DESCRIPTION OF THE TASK: Report how many lines contain "пісьме". Give the number and nothing else.

[Dataset entries]
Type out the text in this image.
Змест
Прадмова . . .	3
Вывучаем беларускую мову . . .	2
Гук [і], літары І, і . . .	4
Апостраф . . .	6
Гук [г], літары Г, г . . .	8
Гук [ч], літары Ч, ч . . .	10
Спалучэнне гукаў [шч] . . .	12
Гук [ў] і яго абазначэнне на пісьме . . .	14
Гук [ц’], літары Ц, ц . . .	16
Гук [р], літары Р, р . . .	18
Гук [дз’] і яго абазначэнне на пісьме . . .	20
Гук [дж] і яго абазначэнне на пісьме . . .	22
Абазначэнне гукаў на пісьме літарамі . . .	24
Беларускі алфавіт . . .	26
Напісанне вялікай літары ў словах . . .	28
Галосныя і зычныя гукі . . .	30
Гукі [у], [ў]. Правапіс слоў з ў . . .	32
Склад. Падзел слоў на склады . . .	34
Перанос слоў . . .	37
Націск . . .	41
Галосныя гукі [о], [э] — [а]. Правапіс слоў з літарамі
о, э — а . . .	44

---

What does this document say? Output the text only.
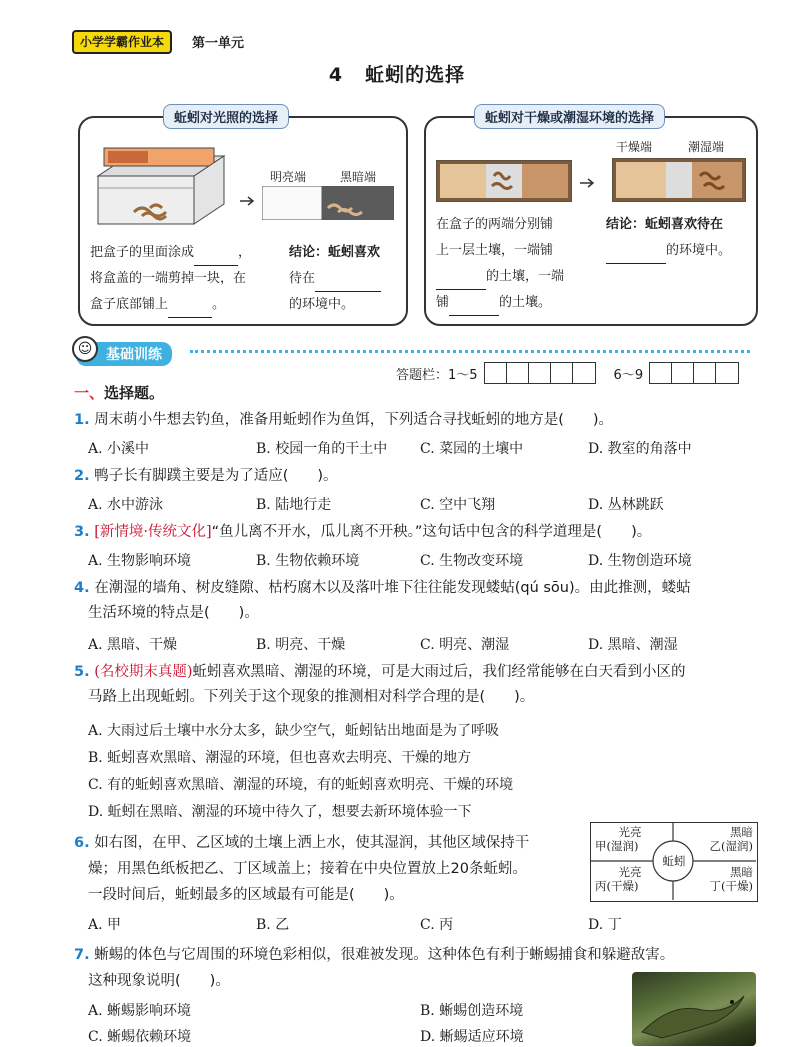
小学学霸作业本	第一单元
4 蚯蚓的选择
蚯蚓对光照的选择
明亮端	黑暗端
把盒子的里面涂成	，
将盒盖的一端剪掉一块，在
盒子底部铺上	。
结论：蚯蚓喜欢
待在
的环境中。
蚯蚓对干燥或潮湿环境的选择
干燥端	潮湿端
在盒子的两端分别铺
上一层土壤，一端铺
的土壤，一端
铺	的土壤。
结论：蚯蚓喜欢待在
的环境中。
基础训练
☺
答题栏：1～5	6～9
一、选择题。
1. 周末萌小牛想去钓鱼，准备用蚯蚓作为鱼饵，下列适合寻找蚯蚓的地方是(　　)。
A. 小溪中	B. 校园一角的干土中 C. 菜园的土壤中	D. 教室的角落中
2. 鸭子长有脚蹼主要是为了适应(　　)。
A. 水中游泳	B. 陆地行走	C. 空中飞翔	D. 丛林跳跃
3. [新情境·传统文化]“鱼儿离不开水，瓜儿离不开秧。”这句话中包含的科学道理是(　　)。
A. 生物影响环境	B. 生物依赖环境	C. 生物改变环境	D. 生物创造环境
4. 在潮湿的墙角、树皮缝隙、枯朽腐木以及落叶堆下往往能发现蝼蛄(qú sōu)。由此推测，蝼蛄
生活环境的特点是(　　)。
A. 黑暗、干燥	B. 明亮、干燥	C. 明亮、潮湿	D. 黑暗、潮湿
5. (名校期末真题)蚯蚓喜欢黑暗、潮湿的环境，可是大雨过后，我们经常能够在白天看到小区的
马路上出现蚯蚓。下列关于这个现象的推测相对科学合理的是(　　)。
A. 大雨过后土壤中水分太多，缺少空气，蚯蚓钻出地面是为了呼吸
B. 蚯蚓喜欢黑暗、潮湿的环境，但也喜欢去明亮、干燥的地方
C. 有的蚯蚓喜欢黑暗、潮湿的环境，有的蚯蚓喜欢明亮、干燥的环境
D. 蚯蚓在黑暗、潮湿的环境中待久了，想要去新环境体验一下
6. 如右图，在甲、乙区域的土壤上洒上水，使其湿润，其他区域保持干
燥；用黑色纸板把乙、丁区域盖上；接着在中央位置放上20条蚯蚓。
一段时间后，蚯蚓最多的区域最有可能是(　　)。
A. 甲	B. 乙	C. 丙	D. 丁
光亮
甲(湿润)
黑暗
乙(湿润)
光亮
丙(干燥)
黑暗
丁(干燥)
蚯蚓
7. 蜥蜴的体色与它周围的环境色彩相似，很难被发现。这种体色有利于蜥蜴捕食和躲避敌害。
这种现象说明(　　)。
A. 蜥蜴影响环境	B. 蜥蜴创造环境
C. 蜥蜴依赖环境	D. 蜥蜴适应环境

ANSWER TO THE TASK: 4